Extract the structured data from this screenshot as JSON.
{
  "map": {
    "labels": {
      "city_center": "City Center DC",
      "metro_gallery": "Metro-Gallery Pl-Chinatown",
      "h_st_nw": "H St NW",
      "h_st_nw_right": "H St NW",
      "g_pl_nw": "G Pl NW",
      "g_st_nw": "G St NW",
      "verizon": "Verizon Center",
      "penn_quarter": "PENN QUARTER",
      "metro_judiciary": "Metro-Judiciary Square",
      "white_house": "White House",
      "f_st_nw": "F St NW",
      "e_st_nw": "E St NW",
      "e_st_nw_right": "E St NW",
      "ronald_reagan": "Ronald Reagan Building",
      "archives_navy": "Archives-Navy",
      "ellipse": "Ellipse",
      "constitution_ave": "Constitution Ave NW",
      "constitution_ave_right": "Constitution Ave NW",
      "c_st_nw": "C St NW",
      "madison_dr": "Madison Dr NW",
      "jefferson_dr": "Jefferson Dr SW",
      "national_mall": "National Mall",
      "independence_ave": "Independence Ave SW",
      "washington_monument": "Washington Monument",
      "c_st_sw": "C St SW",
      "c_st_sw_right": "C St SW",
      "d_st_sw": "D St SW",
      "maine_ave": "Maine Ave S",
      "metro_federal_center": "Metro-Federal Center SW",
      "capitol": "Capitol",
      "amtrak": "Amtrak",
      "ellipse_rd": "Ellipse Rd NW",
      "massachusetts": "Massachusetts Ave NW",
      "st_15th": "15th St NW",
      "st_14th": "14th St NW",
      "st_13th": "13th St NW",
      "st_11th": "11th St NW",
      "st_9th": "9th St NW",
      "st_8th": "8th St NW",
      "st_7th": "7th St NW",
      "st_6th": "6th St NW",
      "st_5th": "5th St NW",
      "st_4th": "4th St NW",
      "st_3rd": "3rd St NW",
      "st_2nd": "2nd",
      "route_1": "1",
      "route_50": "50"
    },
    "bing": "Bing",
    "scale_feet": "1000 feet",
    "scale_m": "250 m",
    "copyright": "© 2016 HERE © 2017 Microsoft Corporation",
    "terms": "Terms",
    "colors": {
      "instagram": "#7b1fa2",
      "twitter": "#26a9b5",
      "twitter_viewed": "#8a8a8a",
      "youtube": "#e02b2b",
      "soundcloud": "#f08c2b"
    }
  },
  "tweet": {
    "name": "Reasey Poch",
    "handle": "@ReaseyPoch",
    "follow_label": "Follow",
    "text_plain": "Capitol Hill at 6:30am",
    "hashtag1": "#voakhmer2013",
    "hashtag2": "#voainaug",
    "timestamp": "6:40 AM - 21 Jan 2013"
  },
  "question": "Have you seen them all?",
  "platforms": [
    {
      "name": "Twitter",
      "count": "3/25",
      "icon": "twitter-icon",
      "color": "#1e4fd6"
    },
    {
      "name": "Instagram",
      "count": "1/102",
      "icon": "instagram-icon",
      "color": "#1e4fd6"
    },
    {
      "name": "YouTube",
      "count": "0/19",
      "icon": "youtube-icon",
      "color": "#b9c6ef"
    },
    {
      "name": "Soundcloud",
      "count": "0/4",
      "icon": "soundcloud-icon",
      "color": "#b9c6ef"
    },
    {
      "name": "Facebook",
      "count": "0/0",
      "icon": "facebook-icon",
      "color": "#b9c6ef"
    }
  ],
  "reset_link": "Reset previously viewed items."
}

▬▬▬▬▬▬

* [WHAT TO DO]
Word for word, quote all of the data above.

* [SOLUTION TO THE PROBLEM]
Extract the structured data from this screenshot as JSON.
{
  "map": {
    "labels": {
      "city_center": "City Center DC",
      "metro_gallery": "Metro-Gallery Pl-Chinatown",
      "h_st_nw": "H St NW",
      "h_st_nw_right": "H St NW",
      "g_pl_nw": "G Pl NW",
      "g_st_nw": "G St NW",
      "verizon": "Verizon Center",
      "penn_quarter": "PENN QUARTER",
      "metro_judiciary": "Metro-Judiciary Square",
      "white_house": "White House",
      "f_st_nw": "F St NW",
      "e_st_nw": "E St NW",
      "e_st_nw_right": "E St NW",
      "ronald_reagan": "Ronald Reagan Building",
      "archives_navy": "Archives-Navy",
      "ellipse": "Ellipse",
      "constitution_ave": "Constitution Ave NW",
      "constitution_ave_right": "Constitution Ave NW",
      "c_st_nw": "C St NW",
      "madison_dr": "Madison Dr NW",
      "jefferson_dr": "Jefferson Dr SW",
      "national_mall": "National Mall",
      "independence_ave": "Independence Ave SW",
      "washington_monument": "Washington Monument",
      "c_st_sw": "C St SW",
      "c_st_sw_right": "C St SW",
      "d_st_sw": "D St SW",
      "maine_ave": "Maine Ave S",
      "metro_federal_center": "Metro-Federal Center SW",
      "capitol": "Capitol",
      "amtrak": "Amtrak",
      "ellipse_rd": "Ellipse Rd NW",
      "massachusetts": "Massachusetts Ave NW",
      "st_15th": "15th St NW",
      "st_14th": "14th St NW",
      "st_13th": "13th St NW",
      "st_11th": "11th St NW",
      "st_9th": "9th St NW",
      "st_8th": "8th St NW",
      "st_7th": "7th St NW",
      "st_6th": "6th St NW",
      "st_5th": "5th St NW",
      "st_4th": "4th St NW",
      "st_3rd": "3rd St NW",
      "st_2nd": "2nd",
      "route_1": "1",
      "route_50": "50"
    },
    "bing": "Bing",
    "scale_feet": "1000 feet",
    "scale_m": "250 m",
    "copyright": "© 2016 HERE © 2017 Microsoft Corporation",
    "terms": "Terms",
    "colors": {
      "instagram": "#7b1fa2",
      "twitter": "#26a9b5",
      "twitter_viewed": "#8a8a8a",
      "youtube": "#e02b2b",
      "soundcloud": "#f08c2b"
    }
  },
  "tweet": {
    "name": "Reasey Poch",
    "handle": "@ReaseyPoch",
    "follow_label": "Follow",
    "text_plain": "Capitol Hill at 6:30am",
    "hashtag1": "#voakhmer2013",
    "hashtag2": "#voainaug",
    "timestamp": "6:40 AM - 21 Jan 2013"
  },
  "question": "Have you seen them all?",
  "platforms": [
    {
      "name": "Twitter",
      "count": "3/25",
      "icon": "twitter-icon",
      "color": "#1e4fd6"
    },
    {
      "name": "Instagram",
      "count": "1/102",
      "icon": "instagram-icon",
      "color": "#1e4fd6"
    },
    {
      "name": "YouTube",
      "count": "0/19",
      "icon": "youtube-icon",
      "color": "#b9c6ef"
    },
    {
      "name": "Soundcloud",
      "count": "0/4",
      "icon": "soundcloud-icon",
      "color": "#b9c6ef"
    },
    {
      "name": "Facebook",
      "count": "0/0",
      "icon": "facebook-icon",
      "color": "#b9c6ef"
    }
  ],
  "reset_link": "Reset previously viewed items."
}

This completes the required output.